▶ [TASK DETAILS]: Track down the lines that contain "image" and copy them.

+++ EXERCISE DATA

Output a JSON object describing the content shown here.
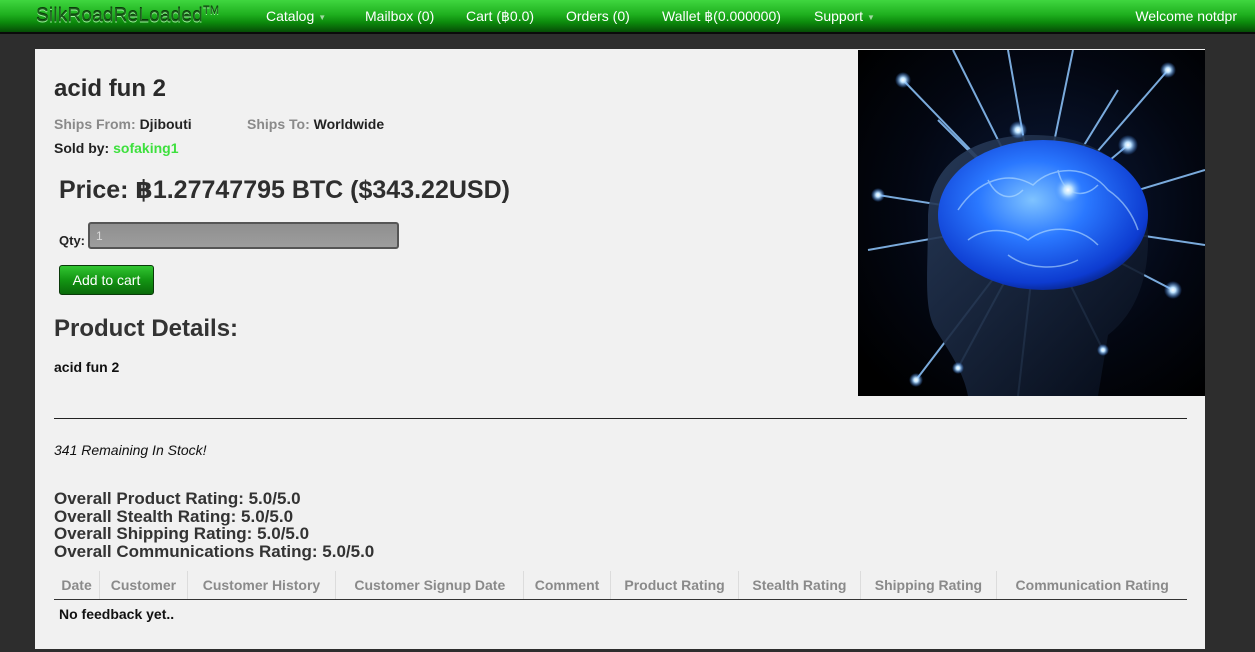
{
  "header": {
    "brand": "SilkRoadReLoaded",
    "brand_tm": "TM",
    "nav": {
      "catalog": "Catalog",
      "mailbox": "Mailbox (0)",
      "cart": "Cart (฿0.0)",
      "orders": "Orders (0)",
      "wallet": "Wallet ฿(0.000000)",
      "support": "Support"
    },
    "welcome": "Welcome notdpr"
  },
  "product": {
    "title": "acid fun 2",
    "ships_from_label": "Ships From:",
    "ships_from": "Djibouti",
    "ships_to_label": "Ships To:",
    "ships_to": "Worldwide",
    "sold_by_label": "Sold by:",
    "vendor": "sofaking1",
    "price": "Price: ฿1.27747795 BTC ($343.22USD)",
    "qty_label": "Qty:",
    "qty_value": "1",
    "add_to_cart": "Add to cart",
    "details_heading": "Product Details:",
    "details_text": "acid fun 2",
    "stock": "341 Remaining In Stock!"
  },
  "ratings": {
    "product": "Overall Product Rating: 5.0/5.0",
    "stealth": "Overall Stealth Rating: 5.0/5.0",
    "shipping": "Overall Shipping Rating: 5.0/5.0",
    "communications": "Overall Communications Rating: 5.0/5.0"
  },
  "feedback": {
    "columns": [
      "Date",
      "Customer",
      "Customer History",
      "Customer Signup Date",
      "Comment",
      "Product Rating",
      "Stealth Rating",
      "Shipping Rating",
      "Communication Rating"
    ],
    "empty": "No feedback yet.."
  },
  "colors": {
    "accent": "#1fb01f",
    "vendor": "#3ee03e",
    "page_bg": "#2d2d2d",
    "panel_bg": "#f1f1f1"
  },
  "icons": {
    "dropdown": "chevron-down-icon",
    "product_image": "glowing-brain-image"
  }
}
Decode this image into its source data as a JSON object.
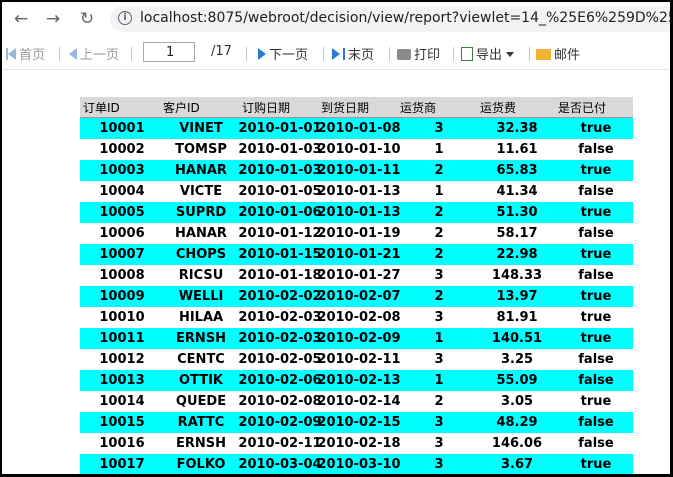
{
  "browser": {
    "url": "localhost:8075/webroot/decision/view/report?viewlet=14_%25E6%259D%25A1",
    "back_icon": "back-arrow-icon",
    "forward_icon": "forward-arrow-icon",
    "reload_icon": "reload-icon"
  },
  "toolbar": {
    "first": "首页",
    "prev": "上一页",
    "page_value": "1",
    "page_total": "/17",
    "next": "下一页",
    "last": "末页",
    "print": "打印",
    "export": "导出",
    "mail": "邮件"
  },
  "table": {
    "headers": [
      "订单ID",
      "客户ID",
      "订购日期",
      "到货日期",
      "运货商",
      "运货费",
      "是否已付"
    ],
    "rows": [
      [
        "10001",
        "VINET",
        "2010-01-01",
        "2010-01-08",
        "3",
        "32.38",
        "true"
      ],
      [
        "10002",
        "TOMSP",
        "2010-01-03",
        "2010-01-10",
        "1",
        "11.61",
        "false"
      ],
      [
        "10003",
        "HANAR",
        "2010-01-03",
        "2010-01-11",
        "2",
        "65.83",
        "true"
      ],
      [
        "10004",
        "VICTE",
        "2010-01-05",
        "2010-01-13",
        "1",
        "41.34",
        "false"
      ],
      [
        "10005",
        "SUPRD",
        "2010-01-06",
        "2010-01-13",
        "2",
        "51.30",
        "true"
      ],
      [
        "10006",
        "HANAR",
        "2010-01-12",
        "2010-01-19",
        "2",
        "58.17",
        "false"
      ],
      [
        "10007",
        "CHOPS",
        "2010-01-15",
        "2010-01-21",
        "2",
        "22.98",
        "true"
      ],
      [
        "10008",
        "RICSU",
        "2010-01-18",
        "2010-01-27",
        "3",
        "148.33",
        "false"
      ],
      [
        "10009",
        "WELLI",
        "2010-02-02",
        "2010-02-07",
        "2",
        "13.97",
        "true"
      ],
      [
        "10010",
        "HILAA",
        "2010-02-03",
        "2010-02-08",
        "3",
        "81.91",
        "true"
      ],
      [
        "10011",
        "ERNSH",
        "2010-02-03",
        "2010-02-09",
        "1",
        "140.51",
        "true"
      ],
      [
        "10012",
        "CENTC",
        "2010-02-05",
        "2010-02-11",
        "3",
        "3.25",
        "false"
      ],
      [
        "10013",
        "OTTIK",
        "2010-02-06",
        "2010-02-13",
        "1",
        "55.09",
        "false"
      ],
      [
        "10014",
        "QUEDE",
        "2010-02-08",
        "2010-02-14",
        "2",
        "3.05",
        "true"
      ],
      [
        "10015",
        "RATTC",
        "2010-02-09",
        "2010-02-15",
        "3",
        "48.29",
        "false"
      ],
      [
        "10016",
        "ERNSH",
        "2010-02-11",
        "2010-02-18",
        "3",
        "146.06",
        "false"
      ],
      [
        "10017",
        "FOLKO",
        "2010-03-04",
        "2010-03-10",
        "3",
        "3.67",
        "true"
      ]
    ]
  },
  "colors": {
    "row_highlight": "#00ffff",
    "row_plain": "#ffffff",
    "header_bg": "#d9d9d9"
  }
}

++++++

▶ [PROBLEM SOLUTION]:
    "product_image": "glowing-brain-image"
Decode this image into its source data as a JSON object.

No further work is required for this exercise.